[Items from an interface collection]
[Start of Attachment]

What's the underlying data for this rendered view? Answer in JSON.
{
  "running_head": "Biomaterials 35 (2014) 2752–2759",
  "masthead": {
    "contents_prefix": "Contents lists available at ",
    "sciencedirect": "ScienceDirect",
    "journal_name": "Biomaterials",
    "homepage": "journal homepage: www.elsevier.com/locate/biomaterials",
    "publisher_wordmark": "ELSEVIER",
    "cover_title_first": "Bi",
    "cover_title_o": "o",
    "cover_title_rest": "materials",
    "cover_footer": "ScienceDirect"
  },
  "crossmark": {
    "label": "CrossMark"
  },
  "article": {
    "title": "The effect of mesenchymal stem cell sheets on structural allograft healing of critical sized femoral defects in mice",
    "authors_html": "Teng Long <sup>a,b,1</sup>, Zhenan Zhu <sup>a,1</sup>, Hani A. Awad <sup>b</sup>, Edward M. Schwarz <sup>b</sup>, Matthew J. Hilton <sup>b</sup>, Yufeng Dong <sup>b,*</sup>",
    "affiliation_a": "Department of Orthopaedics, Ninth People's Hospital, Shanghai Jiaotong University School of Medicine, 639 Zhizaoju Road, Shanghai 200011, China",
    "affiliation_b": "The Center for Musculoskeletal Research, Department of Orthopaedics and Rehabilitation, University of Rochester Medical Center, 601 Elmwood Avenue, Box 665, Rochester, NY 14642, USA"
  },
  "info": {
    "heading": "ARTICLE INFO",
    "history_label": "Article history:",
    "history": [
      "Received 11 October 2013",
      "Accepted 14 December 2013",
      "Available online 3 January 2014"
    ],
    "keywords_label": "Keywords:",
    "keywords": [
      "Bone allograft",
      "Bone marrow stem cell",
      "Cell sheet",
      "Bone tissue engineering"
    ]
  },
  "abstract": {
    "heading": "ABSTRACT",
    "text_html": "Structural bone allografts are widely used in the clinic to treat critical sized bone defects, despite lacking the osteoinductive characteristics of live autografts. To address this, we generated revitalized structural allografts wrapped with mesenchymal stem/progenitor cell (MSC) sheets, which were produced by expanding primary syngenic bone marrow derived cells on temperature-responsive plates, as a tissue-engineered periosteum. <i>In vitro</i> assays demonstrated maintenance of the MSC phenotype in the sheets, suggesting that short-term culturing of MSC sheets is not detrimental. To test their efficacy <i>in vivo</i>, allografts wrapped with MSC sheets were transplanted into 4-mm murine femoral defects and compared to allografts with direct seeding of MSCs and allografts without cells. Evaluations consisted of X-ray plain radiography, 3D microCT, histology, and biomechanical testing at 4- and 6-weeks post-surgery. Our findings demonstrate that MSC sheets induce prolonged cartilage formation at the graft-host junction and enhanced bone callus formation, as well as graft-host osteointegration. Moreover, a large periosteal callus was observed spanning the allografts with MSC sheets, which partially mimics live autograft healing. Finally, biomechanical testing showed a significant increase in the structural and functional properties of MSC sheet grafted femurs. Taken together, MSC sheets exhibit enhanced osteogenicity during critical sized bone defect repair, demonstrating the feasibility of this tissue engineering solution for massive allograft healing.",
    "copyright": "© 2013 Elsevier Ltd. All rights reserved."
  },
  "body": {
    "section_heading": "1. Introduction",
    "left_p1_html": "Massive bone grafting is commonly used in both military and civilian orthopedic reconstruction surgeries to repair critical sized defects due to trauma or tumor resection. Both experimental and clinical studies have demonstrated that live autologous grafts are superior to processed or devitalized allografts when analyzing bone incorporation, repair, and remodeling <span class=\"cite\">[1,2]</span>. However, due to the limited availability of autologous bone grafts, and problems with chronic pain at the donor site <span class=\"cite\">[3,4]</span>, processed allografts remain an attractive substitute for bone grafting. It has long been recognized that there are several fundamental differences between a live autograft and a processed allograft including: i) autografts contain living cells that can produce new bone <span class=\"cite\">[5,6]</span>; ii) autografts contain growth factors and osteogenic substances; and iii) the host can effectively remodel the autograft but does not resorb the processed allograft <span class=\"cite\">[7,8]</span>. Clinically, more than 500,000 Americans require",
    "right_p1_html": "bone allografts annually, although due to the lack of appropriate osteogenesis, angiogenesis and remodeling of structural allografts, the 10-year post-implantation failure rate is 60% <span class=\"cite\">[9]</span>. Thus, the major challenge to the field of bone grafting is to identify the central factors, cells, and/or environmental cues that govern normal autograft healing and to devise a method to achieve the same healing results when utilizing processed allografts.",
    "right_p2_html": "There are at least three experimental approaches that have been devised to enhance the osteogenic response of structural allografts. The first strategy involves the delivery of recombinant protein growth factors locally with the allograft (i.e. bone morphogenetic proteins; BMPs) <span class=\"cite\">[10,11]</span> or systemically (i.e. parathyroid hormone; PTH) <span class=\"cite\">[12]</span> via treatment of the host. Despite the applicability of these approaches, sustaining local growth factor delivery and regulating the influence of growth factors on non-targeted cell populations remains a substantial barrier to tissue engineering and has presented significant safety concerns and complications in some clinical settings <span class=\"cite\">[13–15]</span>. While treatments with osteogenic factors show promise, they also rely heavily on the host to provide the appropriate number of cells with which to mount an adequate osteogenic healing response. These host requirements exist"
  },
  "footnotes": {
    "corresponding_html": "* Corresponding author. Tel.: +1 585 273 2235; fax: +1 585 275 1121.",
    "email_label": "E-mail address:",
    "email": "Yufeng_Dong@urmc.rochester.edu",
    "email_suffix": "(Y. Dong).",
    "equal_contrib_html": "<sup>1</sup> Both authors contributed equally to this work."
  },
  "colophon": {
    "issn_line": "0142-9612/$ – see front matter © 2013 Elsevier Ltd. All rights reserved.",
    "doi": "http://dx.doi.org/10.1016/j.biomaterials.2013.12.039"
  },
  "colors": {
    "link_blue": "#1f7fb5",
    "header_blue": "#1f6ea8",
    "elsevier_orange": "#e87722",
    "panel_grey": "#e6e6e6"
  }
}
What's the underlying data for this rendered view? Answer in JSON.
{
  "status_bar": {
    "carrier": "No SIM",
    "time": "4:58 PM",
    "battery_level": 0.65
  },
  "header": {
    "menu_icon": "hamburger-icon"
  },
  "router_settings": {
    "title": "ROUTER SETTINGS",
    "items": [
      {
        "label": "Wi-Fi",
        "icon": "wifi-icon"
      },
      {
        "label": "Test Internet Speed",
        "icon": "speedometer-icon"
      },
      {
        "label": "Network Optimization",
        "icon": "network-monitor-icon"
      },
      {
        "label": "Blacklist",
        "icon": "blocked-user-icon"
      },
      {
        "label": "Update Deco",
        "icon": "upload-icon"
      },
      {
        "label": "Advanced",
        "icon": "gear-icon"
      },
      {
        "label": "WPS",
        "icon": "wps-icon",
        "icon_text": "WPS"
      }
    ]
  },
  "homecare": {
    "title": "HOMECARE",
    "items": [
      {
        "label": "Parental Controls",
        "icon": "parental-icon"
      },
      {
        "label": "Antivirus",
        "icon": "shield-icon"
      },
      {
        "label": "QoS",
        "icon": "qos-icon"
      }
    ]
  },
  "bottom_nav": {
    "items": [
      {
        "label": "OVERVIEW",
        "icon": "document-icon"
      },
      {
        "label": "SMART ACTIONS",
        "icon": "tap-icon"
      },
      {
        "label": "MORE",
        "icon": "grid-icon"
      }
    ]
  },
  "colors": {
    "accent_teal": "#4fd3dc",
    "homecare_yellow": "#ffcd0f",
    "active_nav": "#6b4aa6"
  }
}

[End of Attachment]

◆ **Required action**: Send back each record exactly as it stands.

◆ **Task solution**:
What's the underlying data for this rendered view? Answer in JSON.
{
  "running_head": "Biomaterials 35 (2014) 2752–2759",
  "masthead": {
    "contents_prefix": "Contents lists available at ",
    "sciencedirect": "ScienceDirect",
    "journal_name": "Biomaterials",
    "homepage": "journal homepage: www.elsevier.com/locate/biomaterials",
    "publisher_wordmark": "ELSEVIER",
    "cover_title_first": "Bi",
    "cover_title_o": "o",
    "cover_title_rest": "materials",
    "cover_footer": "ScienceDirect"
  },
  "crossmark": {
    "label": "CrossMark"
  },
  "article": {
    "title": "The effect of mesenchymal stem cell sheets on structural allograft healing of critical sized femoral defects in mice",
    "authors_html": "Teng Long <sup>a,b,1</sup>, Zhenan Zhu <sup>a,1</sup>, Hani A. Awad <sup>b</sup>, Edward M. Schwarz <sup>b</sup>, Matthew J. Hilton <sup>b</sup>, Yufeng Dong <sup>b,*</sup>",
    "affiliation_a": "Department of Orthopaedics, Ninth People's Hospital, Shanghai Jiaotong University School of Medicine, 639 Zhizaoju Road, Shanghai 200011, China",
    "affiliation_b": "The Center for Musculoskeletal Research, Department of Orthopaedics and Rehabilitation, University of Rochester Medical Center, 601 Elmwood Avenue, Box 665, Rochester, NY 14642, USA"
  },
  "info": {
    "heading": "ARTICLE INFO",
    "history_label": "Article history:",
    "history": [
      "Received 11 October 2013",
      "Accepted 14 December 2013",
      "Available online 3 January 2014"
    ],
    "keywords_label": "Keywords:",
    "keywords": [
      "Bone allograft",
      "Bone marrow stem cell",
      "Cell sheet",
      "Bone tissue engineering"
    ]
  },
  "abstract": {
    "heading": "ABSTRACT",
    "text_html": "Structural bone allografts are widely used in the clinic to treat critical sized bone defects, despite lacking the osteoinductive characteristics of live autografts. To address this, we generated revitalized structural allografts wrapped with mesenchymal stem/progenitor cell (MSC) sheets, which were produced by expanding primary syngenic bone marrow derived cells on temperature-responsive plates, as a tissue-engineered periosteum. <i>In vitro</i> assays demonstrated maintenance of the MSC phenotype in the sheets, suggesting that short-term culturing of MSC sheets is not detrimental. To test their efficacy <i>in vivo</i>, allografts wrapped with MSC sheets were transplanted into 4-mm murine femoral defects and compared to allografts with direct seeding of MSCs and allografts without cells. Evaluations consisted of X-ray plain radiography, 3D microCT, histology, and biomechanical testing at 4- and 6-weeks post-surgery. Our findings demonstrate that MSC sheets induce prolonged cartilage formation at the graft-host junction and enhanced bone callus formation, as well as graft-host osteointegration. Moreover, a large periosteal callus was observed spanning the allografts with MSC sheets, which partially mimics live autograft healing. Finally, biomechanical testing showed a significant increase in the structural and functional properties of MSC sheet grafted femurs. Taken together, MSC sheets exhibit enhanced osteogenicity during critical sized bone defect repair, demonstrating the feasibility of this tissue engineering solution for massive allograft healing.",
    "copyright": "© 2013 Elsevier Ltd. All rights reserved."
  },
  "body": {
    "section_heading": "1. Introduction",
    "left_p1_html": "Massive bone grafting is commonly used in both military and civilian orthopedic reconstruction surgeries to repair critical sized defects due to trauma or tumor resection. Both experimental and clinical studies have demonstrated that live autologous grafts are superior to processed or devitalized allografts when analyzing bone incorporation, repair, and remodeling <span class=\"cite\">[1,2]</span>. However, due to the limited availability of autologous bone grafts, and problems with chronic pain at the donor site <span class=\"cite\">[3,4]</span>, processed allografts remain an attractive substitute for bone grafting. It has long been recognized that there are several fundamental differences between a live autograft and a processed allograft including: i) autografts contain living cells that can produce new bone <span class=\"cite\">[5,6]</span>; ii) autografts contain growth factors and osteogenic substances; and iii) the host can effectively remodel the autograft but does not resorb the processed allograft <span class=\"cite\">[7,8]</span>. Clinically, more than 500,000 Americans require",
    "right_p1_html": "bone allografts annually, although due to the lack of appropriate osteogenesis, angiogenesis and remodeling of structural allografts, the 10-year post-implantation failure rate is 60% <span class=\"cite\">[9]</span>. Thus, the major challenge to the field of bone grafting is to identify the central factors, cells, and/or environmental cues that govern normal autograft healing and to devise a method to achieve the same healing results when utilizing processed allografts.",
    "right_p2_html": "There are at least three experimental approaches that have been devised to enhance the osteogenic response of structural allografts. The first strategy involves the delivery of recombinant protein growth factors locally with the allograft (i.e. bone morphogenetic proteins; BMPs) <span class=\"cite\">[10,11]</span> or systemically (i.e. parathyroid hormone; PTH) <span class=\"cite\">[12]</span> via treatment of the host. Despite the applicability of these approaches, sustaining local growth factor delivery and regulating the influence of growth factors on non-targeted cell populations remains a substantial barrier to tissue engineering and has presented significant safety concerns and complications in some clinical settings <span class=\"cite\">[13–15]</span>. While treatments with osteogenic factors show promise, they also rely heavily on the host to provide the appropriate number of cells with which to mount an adequate osteogenic healing response. These host requirements exist"
  },
  "footnotes": {
    "corresponding_html": "* Corresponding author. Tel.: +1 585 273 2235; fax: +1 585 275 1121.",
    "email_label": "E-mail address:",
    "email": "Yufeng_Dong@urmc.rochester.edu",
    "email_suffix": "(Y. Dong).",
    "equal_contrib_html": "<sup>1</sup> Both authors contributed equally to this work."
  },
  "colophon": {
    "issn_line": "0142-9612/$ – see front matter © 2013 Elsevier Ltd. All rights reserved.",
    "doi": "http://dx.doi.org/10.1016/j.biomaterials.2013.12.039"
  },
  "colors": {
    "link_blue": "#1f7fb5",
    "header_blue": "#1f6ea8",
    "elsevier_orange": "#e87722",
    "panel_grey": "#e6e6e6"
  }
}
What's the underlying data for this rendered view? Answer in JSON.
{
  "status_bar": {
    "carrier": "No SIM",
    "time": "4:58 PM",
    "battery_level": 0.65
  },
  "header": {
    "menu_icon": "hamburger-icon"
  },
  "router_settings": {
    "title": "ROUTER SETTINGS",
    "items": [
      {
        "label": "Wi-Fi",
        "icon": "wifi-icon"
      },
      {
        "label": "Test Internet Speed",
        "icon": "speedometer-icon"
      },
      {
        "label": "Network Optimization",
        "icon": "network-monitor-icon"
      },
      {
        "label": "Blacklist",
        "icon": "blocked-user-icon"
      },
      {
        "label": "Update Deco",
        "icon": "upload-icon"
      },
      {
        "label": "Advanced",
        "icon": "gear-icon"
      },
      {
        "label": "WPS",
        "icon": "wps-icon",
        "icon_text": "WPS"
      }
    ]
  },
  "homecare": {
    "title": "HOMECARE",
    "items": [
      {
        "label": "Parental Controls",
        "icon": "parental-icon"
      },
      {
        "label": "Antivirus",
        "icon": "shield-icon"
      },
      {
        "label": "QoS",
        "icon": "qos-icon"
      }
    ]
  },
  "bottom_nav": {
    "items": [
      {
        "label": "OVERVIEW",
        "icon": "document-icon"
      },
      {
        "label": "SMART ACTIONS",
        "icon": "tap-icon"
      },
      {
        "label": "MORE",
        "icon": "grid-icon"
      }
    ]
  },
  "colors": {
    "accent_teal": "#4fd3dc",
    "homecare_yellow": "#ffcd0f",
    "active_nav": "#6b4aa6"
  }
}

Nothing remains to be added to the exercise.